Track down each line that has the word "Contineo" and copy it.

━━ Records for the task

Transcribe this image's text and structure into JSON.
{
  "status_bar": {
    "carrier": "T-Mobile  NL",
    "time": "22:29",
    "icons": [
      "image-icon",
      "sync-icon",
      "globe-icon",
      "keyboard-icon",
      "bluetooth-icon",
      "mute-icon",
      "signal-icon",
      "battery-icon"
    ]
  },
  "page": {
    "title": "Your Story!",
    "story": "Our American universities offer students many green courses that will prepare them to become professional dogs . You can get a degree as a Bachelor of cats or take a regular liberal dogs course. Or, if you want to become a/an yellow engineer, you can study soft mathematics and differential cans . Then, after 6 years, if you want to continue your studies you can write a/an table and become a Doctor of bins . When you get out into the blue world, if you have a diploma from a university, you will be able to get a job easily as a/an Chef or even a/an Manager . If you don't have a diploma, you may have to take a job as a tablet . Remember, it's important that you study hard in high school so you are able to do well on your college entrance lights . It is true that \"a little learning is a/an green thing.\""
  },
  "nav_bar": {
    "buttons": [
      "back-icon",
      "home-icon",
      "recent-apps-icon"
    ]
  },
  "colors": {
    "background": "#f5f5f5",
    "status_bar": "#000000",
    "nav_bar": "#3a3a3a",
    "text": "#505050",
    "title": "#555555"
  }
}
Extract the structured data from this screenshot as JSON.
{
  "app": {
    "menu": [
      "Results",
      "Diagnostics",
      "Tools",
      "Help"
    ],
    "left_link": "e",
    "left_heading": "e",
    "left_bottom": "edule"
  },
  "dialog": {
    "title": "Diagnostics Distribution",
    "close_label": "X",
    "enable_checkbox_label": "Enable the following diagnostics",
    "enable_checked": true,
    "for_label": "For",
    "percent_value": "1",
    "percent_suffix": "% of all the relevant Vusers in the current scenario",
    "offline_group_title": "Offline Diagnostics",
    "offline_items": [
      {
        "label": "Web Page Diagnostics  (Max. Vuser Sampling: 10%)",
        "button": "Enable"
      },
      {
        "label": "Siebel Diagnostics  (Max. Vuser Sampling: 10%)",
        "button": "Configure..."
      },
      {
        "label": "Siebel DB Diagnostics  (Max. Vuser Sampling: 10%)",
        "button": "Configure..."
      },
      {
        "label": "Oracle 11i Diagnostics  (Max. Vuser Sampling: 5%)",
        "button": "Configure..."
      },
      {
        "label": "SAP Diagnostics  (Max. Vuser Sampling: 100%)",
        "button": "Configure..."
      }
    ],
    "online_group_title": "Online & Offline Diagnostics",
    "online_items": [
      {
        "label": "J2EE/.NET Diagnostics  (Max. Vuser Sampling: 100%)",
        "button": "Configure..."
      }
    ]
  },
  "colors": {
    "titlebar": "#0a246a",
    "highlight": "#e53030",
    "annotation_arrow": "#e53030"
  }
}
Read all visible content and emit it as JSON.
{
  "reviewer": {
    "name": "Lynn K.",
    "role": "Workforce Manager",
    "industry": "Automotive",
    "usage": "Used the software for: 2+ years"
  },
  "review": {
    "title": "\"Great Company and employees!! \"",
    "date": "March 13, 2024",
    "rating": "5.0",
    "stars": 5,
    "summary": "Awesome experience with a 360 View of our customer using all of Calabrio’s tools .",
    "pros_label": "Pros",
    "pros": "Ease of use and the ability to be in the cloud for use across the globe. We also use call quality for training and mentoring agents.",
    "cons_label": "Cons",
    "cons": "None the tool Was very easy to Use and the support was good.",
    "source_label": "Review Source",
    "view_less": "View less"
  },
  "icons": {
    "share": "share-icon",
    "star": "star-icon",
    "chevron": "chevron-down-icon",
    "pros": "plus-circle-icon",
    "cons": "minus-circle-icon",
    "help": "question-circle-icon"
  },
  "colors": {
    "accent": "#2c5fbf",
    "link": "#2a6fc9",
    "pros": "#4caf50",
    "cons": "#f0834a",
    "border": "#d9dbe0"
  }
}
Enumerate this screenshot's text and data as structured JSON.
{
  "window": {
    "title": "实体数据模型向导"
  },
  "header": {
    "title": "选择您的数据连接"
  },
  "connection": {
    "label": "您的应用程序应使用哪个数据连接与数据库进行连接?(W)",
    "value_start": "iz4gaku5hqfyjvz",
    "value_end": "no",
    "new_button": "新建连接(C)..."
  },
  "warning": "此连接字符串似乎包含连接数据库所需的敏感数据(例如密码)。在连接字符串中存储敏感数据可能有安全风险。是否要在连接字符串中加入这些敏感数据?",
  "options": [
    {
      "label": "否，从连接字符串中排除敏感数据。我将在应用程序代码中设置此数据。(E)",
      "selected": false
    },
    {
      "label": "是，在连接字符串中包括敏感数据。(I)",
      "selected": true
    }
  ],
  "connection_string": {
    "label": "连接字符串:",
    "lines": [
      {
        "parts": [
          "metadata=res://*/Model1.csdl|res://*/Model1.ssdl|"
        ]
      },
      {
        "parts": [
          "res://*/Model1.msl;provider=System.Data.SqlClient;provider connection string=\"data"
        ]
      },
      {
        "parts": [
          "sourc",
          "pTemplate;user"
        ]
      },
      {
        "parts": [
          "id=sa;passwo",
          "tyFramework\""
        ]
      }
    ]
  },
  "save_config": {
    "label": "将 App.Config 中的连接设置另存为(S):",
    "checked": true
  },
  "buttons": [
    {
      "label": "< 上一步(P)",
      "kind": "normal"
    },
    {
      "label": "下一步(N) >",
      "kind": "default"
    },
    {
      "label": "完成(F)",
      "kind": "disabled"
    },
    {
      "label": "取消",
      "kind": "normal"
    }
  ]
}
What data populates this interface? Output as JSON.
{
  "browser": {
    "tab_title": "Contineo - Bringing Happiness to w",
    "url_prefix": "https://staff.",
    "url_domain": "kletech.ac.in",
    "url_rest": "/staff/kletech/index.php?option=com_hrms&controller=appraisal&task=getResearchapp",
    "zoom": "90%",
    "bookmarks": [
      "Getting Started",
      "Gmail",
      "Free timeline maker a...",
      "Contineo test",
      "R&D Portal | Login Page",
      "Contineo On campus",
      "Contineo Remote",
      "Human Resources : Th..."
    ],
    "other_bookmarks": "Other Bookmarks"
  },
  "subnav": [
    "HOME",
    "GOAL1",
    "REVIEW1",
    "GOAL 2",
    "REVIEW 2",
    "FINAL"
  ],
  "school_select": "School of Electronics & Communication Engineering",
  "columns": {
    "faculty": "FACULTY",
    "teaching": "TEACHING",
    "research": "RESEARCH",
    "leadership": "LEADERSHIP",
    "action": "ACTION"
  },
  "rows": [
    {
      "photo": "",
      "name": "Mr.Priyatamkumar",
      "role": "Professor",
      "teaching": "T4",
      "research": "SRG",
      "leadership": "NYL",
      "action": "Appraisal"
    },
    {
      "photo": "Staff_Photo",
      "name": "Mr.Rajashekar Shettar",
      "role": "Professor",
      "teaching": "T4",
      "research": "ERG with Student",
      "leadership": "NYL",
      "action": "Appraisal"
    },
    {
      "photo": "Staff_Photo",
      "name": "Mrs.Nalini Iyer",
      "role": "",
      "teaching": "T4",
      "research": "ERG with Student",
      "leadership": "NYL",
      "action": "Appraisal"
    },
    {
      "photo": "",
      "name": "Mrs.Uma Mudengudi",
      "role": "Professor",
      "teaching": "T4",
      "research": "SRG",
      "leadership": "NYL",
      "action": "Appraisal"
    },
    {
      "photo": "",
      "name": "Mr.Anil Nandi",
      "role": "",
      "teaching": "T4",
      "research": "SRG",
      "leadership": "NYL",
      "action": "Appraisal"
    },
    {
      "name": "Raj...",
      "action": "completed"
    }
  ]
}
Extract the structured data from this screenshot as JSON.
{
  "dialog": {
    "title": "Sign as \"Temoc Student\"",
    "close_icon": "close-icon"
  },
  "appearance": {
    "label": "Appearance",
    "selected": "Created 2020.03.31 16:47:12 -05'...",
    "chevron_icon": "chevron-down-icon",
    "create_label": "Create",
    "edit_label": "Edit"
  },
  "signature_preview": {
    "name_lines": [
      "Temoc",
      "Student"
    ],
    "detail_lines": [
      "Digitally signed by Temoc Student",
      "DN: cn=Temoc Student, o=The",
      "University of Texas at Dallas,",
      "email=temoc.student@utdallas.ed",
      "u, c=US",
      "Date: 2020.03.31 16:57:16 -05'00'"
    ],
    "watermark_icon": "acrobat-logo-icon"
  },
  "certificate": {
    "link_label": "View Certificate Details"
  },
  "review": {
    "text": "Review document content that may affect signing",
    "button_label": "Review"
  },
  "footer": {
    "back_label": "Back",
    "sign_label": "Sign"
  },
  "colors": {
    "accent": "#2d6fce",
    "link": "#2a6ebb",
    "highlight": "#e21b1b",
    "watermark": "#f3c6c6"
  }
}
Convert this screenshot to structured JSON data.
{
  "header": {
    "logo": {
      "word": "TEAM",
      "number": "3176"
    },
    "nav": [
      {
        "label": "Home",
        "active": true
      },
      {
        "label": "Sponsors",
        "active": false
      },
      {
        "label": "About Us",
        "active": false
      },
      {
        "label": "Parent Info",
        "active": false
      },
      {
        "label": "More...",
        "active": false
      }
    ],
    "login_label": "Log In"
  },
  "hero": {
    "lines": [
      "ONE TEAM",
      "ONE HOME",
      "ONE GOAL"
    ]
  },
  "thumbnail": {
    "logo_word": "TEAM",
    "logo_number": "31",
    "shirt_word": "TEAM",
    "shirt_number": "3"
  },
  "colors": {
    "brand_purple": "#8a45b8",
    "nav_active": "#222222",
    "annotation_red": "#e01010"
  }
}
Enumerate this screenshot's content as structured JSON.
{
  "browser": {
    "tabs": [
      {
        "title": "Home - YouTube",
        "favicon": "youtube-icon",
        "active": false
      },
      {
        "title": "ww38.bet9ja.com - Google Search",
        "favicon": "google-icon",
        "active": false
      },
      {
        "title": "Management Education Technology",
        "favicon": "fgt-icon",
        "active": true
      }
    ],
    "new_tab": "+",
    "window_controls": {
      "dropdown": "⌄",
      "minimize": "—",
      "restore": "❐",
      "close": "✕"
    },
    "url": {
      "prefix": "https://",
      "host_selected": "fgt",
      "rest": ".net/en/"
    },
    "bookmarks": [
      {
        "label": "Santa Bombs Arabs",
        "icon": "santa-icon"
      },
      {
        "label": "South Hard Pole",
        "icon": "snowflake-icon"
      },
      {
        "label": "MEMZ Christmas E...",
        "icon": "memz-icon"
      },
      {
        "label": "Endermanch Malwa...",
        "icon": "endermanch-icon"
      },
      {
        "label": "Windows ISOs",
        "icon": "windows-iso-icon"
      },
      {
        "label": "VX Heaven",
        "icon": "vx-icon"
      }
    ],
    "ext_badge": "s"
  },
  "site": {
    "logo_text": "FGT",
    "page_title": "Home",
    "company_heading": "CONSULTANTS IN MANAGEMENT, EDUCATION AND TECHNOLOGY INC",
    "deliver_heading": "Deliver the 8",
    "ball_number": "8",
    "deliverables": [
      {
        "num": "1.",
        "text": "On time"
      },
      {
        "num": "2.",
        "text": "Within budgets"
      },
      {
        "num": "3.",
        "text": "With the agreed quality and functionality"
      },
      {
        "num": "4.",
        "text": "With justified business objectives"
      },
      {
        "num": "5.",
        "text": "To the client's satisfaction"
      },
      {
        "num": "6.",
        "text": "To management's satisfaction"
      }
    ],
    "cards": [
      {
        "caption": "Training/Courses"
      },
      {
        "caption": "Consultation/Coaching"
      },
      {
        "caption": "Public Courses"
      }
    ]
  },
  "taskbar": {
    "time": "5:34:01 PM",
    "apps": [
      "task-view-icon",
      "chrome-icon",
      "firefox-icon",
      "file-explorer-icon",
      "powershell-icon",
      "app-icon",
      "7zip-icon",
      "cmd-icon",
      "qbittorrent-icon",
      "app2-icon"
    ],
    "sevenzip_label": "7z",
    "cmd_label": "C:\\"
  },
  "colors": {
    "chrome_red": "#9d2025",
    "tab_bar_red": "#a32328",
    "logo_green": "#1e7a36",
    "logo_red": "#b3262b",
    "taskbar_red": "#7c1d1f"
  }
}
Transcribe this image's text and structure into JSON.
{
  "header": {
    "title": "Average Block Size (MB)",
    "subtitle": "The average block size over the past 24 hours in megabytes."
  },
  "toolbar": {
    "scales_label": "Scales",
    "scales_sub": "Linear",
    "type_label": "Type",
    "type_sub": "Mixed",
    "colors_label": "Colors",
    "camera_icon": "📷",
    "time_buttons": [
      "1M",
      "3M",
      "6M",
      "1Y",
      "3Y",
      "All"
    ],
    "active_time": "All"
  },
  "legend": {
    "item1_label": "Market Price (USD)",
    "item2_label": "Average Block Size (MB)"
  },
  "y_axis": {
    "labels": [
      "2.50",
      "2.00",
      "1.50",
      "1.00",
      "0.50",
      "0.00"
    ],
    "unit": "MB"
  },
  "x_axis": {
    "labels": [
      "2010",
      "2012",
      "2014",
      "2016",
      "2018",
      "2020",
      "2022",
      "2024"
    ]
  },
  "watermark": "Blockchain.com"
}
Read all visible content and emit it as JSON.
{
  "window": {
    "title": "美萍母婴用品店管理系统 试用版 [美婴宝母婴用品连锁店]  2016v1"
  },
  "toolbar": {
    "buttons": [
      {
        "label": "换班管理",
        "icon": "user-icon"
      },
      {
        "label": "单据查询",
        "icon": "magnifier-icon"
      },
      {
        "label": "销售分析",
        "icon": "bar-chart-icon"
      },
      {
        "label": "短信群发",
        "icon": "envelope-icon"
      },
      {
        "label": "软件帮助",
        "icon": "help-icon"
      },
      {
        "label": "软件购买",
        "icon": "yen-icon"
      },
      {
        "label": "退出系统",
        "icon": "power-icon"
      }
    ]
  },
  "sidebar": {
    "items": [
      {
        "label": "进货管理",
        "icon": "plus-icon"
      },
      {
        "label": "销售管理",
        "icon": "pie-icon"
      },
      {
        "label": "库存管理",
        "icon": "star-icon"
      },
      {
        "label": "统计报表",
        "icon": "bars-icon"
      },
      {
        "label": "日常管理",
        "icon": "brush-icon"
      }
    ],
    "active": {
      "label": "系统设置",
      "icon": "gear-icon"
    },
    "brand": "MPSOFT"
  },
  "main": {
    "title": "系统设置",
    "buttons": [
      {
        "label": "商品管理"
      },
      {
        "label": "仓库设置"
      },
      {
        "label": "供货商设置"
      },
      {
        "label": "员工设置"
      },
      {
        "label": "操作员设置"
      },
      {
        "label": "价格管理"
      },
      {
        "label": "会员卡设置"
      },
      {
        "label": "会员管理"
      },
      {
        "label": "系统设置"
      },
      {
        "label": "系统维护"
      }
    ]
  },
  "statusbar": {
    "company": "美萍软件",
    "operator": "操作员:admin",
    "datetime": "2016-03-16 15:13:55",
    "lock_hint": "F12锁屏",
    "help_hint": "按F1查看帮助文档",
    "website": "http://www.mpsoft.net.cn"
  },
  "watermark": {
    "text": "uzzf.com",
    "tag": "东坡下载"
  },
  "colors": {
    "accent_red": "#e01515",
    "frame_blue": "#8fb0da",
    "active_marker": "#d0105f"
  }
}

━━━━

Result of this exercise:
    "tab_title": "Contineo - Bringing Happiness to w",
      "Contineo test",
      "Contineo On campus",
      "Contineo Remote",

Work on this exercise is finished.